[Figure data in JSON]
---------------
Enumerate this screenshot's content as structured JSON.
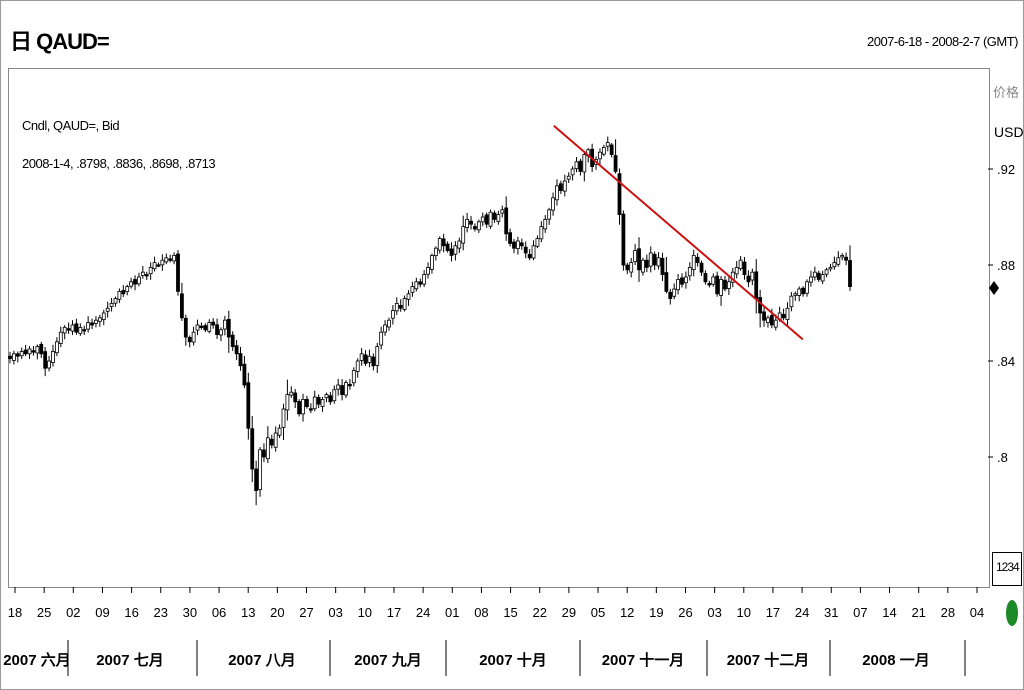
{
  "header": {
    "title": "日 QAUD=",
    "date_range": "2007-6-18 - 2008-2-7 (GMT)"
  },
  "legend": {
    "series_name": "Cndl, QAUD=, Bid",
    "values": "2008-1-4, .8798, .8836, .8698, .8713"
  },
  "y_axis": {
    "unit_line1": "价格",
    "unit_line2": "USD",
    "scale_label": "1234"
  },
  "colors": {
    "candle": "#000000",
    "trendline": "#cc1111",
    "status_dot": "#1d8a2a"
  },
  "chart_data": {
    "type": "candlestick",
    "title": "",
    "ylim": [
      0.76,
      0.95
    ],
    "y_ticks": [
      {
        "label": ".92",
        "value": 0.92
      },
      {
        "label": ".88",
        "value": 0.88
      },
      {
        "label": ".84",
        "value": 0.84
      },
      {
        "label": ".8",
        "value": 0.8
      }
    ],
    "x_tick_labels": [
      "18",
      "25",
      "02",
      "09",
      "16",
      "23",
      "30",
      "06",
      "13",
      "20",
      "27",
      "03",
      "10",
      "17",
      "24",
      "01",
      "08",
      "15",
      "22",
      "29",
      "05",
      "12",
      "19",
      "26",
      "03",
      "10",
      "17",
      "24",
      "31",
      "07",
      "14",
      "21",
      "28",
      "04"
    ],
    "months": [
      "2007 六月",
      "2007 七月",
      "2007 八月",
      "2007 九月",
      "2007 十月",
      "2007 十一月",
      "2007 十二月",
      "2008 一月"
    ],
    "series": [
      {
        "name": "Cndl, QAUD=, Bid",
        "close": [
          0.841,
          0.843,
          0.842,
          0.844,
          0.843,
          0.845,
          0.844,
          0.846,
          0.843,
          0.837,
          0.84,
          0.844,
          0.848,
          0.852,
          0.854,
          0.853,
          0.855,
          0.852,
          0.854,
          0.853,
          0.856,
          0.855,
          0.857,
          0.858,
          0.86,
          0.862,
          0.864,
          0.866,
          0.869,
          0.868,
          0.871,
          0.873,
          0.872,
          0.875,
          0.877,
          0.876,
          0.879,
          0.881,
          0.88,
          0.882,
          0.883,
          0.882,
          0.884,
          0.869,
          0.858,
          0.85,
          0.848,
          0.852,
          0.855,
          0.854,
          0.853,
          0.856,
          0.855,
          0.851,
          0.853,
          0.857,
          0.85,
          0.846,
          0.843,
          0.838,
          0.83,
          0.812,
          0.795,
          0.786,
          0.803,
          0.8,
          0.808,
          0.805,
          0.81,
          0.812,
          0.82,
          0.826,
          0.827,
          0.823,
          0.818,
          0.824,
          0.821,
          0.82,
          0.825,
          0.822,
          0.824,
          0.826,
          0.823,
          0.828,
          0.83,
          0.826,
          0.831,
          0.83,
          0.836,
          0.84,
          0.843,
          0.839,
          0.842,
          0.838,
          0.846,
          0.852,
          0.855,
          0.857,
          0.861,
          0.864,
          0.862,
          0.866,
          0.868,
          0.871,
          0.873,
          0.872,
          0.876,
          0.879,
          0.884,
          0.887,
          0.891,
          0.888,
          0.886,
          0.884,
          0.888,
          0.89,
          0.896,
          0.899,
          0.897,
          0.895,
          0.898,
          0.9,
          0.897,
          0.902,
          0.899,
          0.901,
          0.903,
          0.893,
          0.889,
          0.887,
          0.89,
          0.888,
          0.885,
          0.883,
          0.888,
          0.891,
          0.896,
          0.899,
          0.903,
          0.908,
          0.913,
          0.911,
          0.915,
          0.917,
          0.92,
          0.923,
          0.919,
          0.926,
          0.928,
          0.921,
          0.924,
          0.927,
          0.929,
          0.931,
          0.926,
          0.919,
          0.901,
          0.88,
          0.878,
          0.881,
          0.886,
          0.878,
          0.882,
          0.879,
          0.885,
          0.88,
          0.883,
          0.876,
          0.869,
          0.866,
          0.87,
          0.874,
          0.872,
          0.875,
          0.879,
          0.884,
          0.881,
          0.877,
          0.873,
          0.872,
          0.875,
          0.868,
          0.874,
          0.87,
          0.873,
          0.877,
          0.879,
          0.882,
          0.876,
          0.873,
          0.877,
          0.866,
          0.86,
          0.857,
          0.858,
          0.855,
          0.857,
          0.86,
          0.858,
          0.862,
          0.867,
          0.868,
          0.87,
          0.868,
          0.873,
          0.875,
          0.877,
          0.874,
          0.876,
          0.878,
          0.879,
          0.881,
          0.883,
          0.884,
          0.882,
          0.871
        ]
      }
    ],
    "trendline": {
      "from": {
        "date": "2007-11-07",
        "value": 0.938
      },
      "to": {
        "date": "2008-01-11",
        "value": 0.849
      }
    }
  }
}
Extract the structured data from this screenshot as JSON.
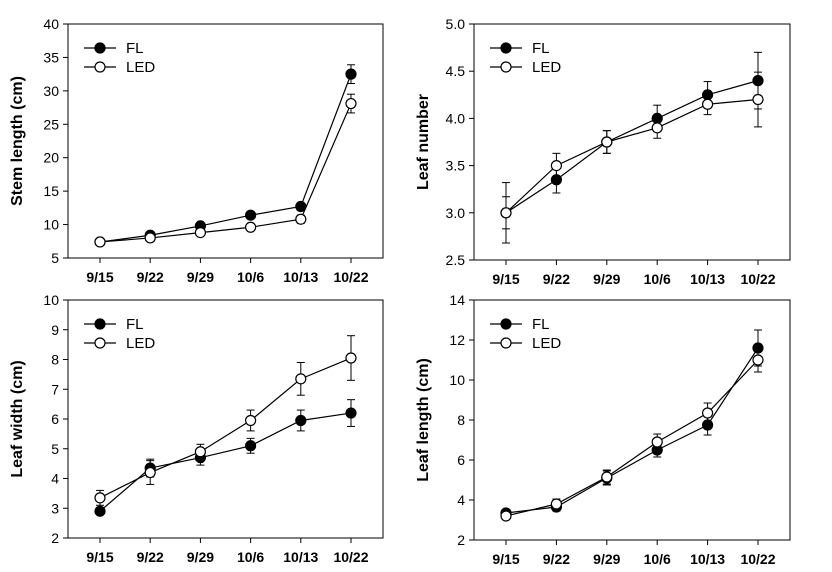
{
  "colors": {
    "fl_marker": "#000000",
    "led_marker": "#ffffff",
    "line": "#000000"
  },
  "chart_data": [
    {
      "type": "line",
      "id": "stem-length",
      "categories": [
        "9/15",
        "9/22",
        "9/29",
        "10/6",
        "10/13",
        "10/22"
      ],
      "ylabel": "Stem length (cm)",
      "ylim": [
        5,
        40
      ],
      "yticks": [
        5,
        10,
        15,
        20,
        25,
        30,
        35,
        40
      ],
      "ytick_labels": [
        "5",
        "10",
        "15",
        "20",
        "25",
        "30",
        "35",
        "40"
      ],
      "legend": "top-left",
      "series": [
        {
          "name": "FL",
          "marker": "filled-circle",
          "values": [
            7.4,
            8.4,
            9.8,
            11.4,
            12.7,
            32.5
          ],
          "errors": [
            0.3,
            0.4,
            0.4,
            0.5,
            0.5,
            1.4
          ]
        },
        {
          "name": "LED",
          "marker": "open-circle",
          "values": [
            7.4,
            8.0,
            8.8,
            9.6,
            10.8,
            28.1
          ],
          "errors": [
            0.3,
            0.4,
            0.4,
            0.5,
            0.6,
            1.4
          ]
        }
      ]
    },
    {
      "type": "line",
      "id": "leaf-number",
      "categories": [
        "9/15",
        "9/22",
        "9/29",
        "10/6",
        "10/13",
        "10/22"
      ],
      "ylabel": "Leaf number",
      "ylim": [
        2.5,
        5.0
      ],
      "yticks": [
        2.5,
        3.0,
        3.5,
        4.0,
        4.5,
        5.0
      ],
      "ytick_labels": [
        "2.5",
        "3.0",
        "3.5",
        "4.0",
        "4.5",
        "5.0"
      ],
      "legend": "top-left",
      "series": [
        {
          "name": "FL",
          "marker": "filled-circle",
          "values": [
            3.0,
            3.35,
            3.75,
            4.0,
            4.25,
            4.4
          ],
          "errors": [
            0.32,
            0.14,
            0.12,
            0.14,
            0.14,
            0.3
          ]
        },
        {
          "name": "LED",
          "marker": "open-circle",
          "values": [
            3.0,
            3.5,
            3.75,
            3.9,
            4.15,
            4.2
          ],
          "errors": [
            0.17,
            0.13,
            0.12,
            0.11,
            0.11,
            0.29
          ]
        }
      ]
    },
    {
      "type": "line",
      "id": "leaf-width",
      "categories": [
        "9/15",
        "9/22",
        "9/29",
        "10/6",
        "10/13",
        "10/22"
      ],
      "ylabel": "Leaf width (cm)",
      "ylim": [
        2,
        10
      ],
      "yticks": [
        2,
        3,
        4,
        5,
        6,
        7,
        8,
        9,
        10
      ],
      "ytick_labels": [
        "2",
        "3",
        "4",
        "5",
        "6",
        "7",
        "8",
        "9",
        "10"
      ],
      "legend": "top-left",
      "series": [
        {
          "name": "FL",
          "marker": "filled-circle",
          "values": [
            2.9,
            4.35,
            4.7,
            5.1,
            5.95,
            6.2
          ],
          "errors": [
            0.1,
            0.3,
            0.25,
            0.25,
            0.35,
            0.45
          ]
        },
        {
          "name": "LED",
          "marker": "open-circle",
          "values": [
            3.35,
            4.2,
            4.9,
            5.95,
            7.35,
            8.05
          ],
          "errors": [
            0.25,
            0.4,
            0.25,
            0.35,
            0.55,
            0.75
          ]
        }
      ]
    },
    {
      "type": "line",
      "id": "leaf-length",
      "categories": [
        "9/15",
        "9/22",
        "9/29",
        "10/6",
        "10/13",
        "10/22"
      ],
      "ylabel": "Leaf length (cm)",
      "ylim": [
        2,
        14
      ],
      "yticks": [
        2,
        4,
        6,
        8,
        10,
        12,
        14
      ],
      "ytick_labels": [
        "2",
        "4",
        "6",
        "8",
        "10",
        "12",
        "14"
      ],
      "legend": "top-left",
      "series": [
        {
          "name": "FL",
          "marker": "filled-circle",
          "values": [
            3.35,
            3.65,
            5.1,
            6.5,
            7.75,
            11.6
          ],
          "errors": [
            0.15,
            0.2,
            0.35,
            0.35,
            0.5,
            0.9
          ]
        },
        {
          "name": "LED",
          "marker": "open-circle",
          "values": [
            3.2,
            3.8,
            5.15,
            6.9,
            8.35,
            11.0
          ],
          "errors": [
            0.15,
            0.25,
            0.35,
            0.4,
            0.5,
            0.6
          ]
        }
      ]
    }
  ]
}
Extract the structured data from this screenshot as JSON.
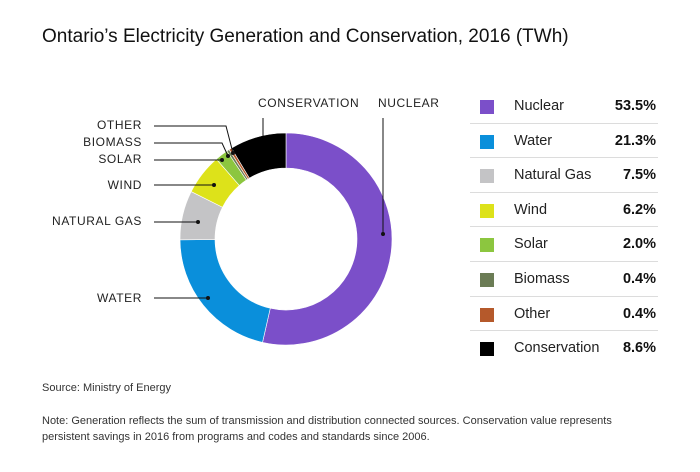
{
  "title": "Ontario’s Electricity Generation and Conservation, 2016 (TWh)",
  "source": "Source: Ministry of Energy",
  "note": "Note: Generation reflects the sum of transmission and distribution connected sources. Conservation value represents persistent savings in 2016 from programs and codes and standards since 2006.",
  "chart_data": {
    "type": "pie",
    "title": "Ontario’s Electricity Generation and Conservation, 2016 (TWh)",
    "slices": [
      {
        "name": "Nuclear",
        "chart_label": "NUCLEAR",
        "value": 53.5,
        "value_label": "53.5%",
        "color": "#7b4fc9"
      },
      {
        "name": "Water",
        "chart_label": "WATER",
        "value": 21.3,
        "value_label": "21.3%",
        "color": "#0a8fdb"
      },
      {
        "name": "Natural Gas",
        "chart_label": "NATURAL GAS",
        "value": 7.5,
        "value_label": "7.5%",
        "color": "#c4c4c6"
      },
      {
        "name": "Wind",
        "chart_label": "WIND",
        "value": 6.2,
        "value_label": "6.2%",
        "color": "#dde21a"
      },
      {
        "name": "Solar",
        "chart_label": "SOLAR",
        "value": 2.0,
        "value_label": "2.0%",
        "color": "#8cc63f"
      },
      {
        "name": "Biomass",
        "chart_label": "BIOMASS",
        "value": 0.4,
        "value_label": "0.4%",
        "color": "#6b7c55"
      },
      {
        "name": "Other",
        "chart_label": "OTHER",
        "value": 0.4,
        "value_label": "0.4%",
        "color": "#b5592b"
      },
      {
        "name": "Conservation",
        "chart_label": "CONSERVATION",
        "value": 8.6,
        "value_label": "8.6%",
        "color": "#000000"
      }
    ],
    "legend_position": "right"
  }
}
---------------
■ BRIEF ■
Determine the number of lines in the listing that hold the word "Electricity", and supply that number and nothing further.

■ EXERCISE OUTPUT ■
2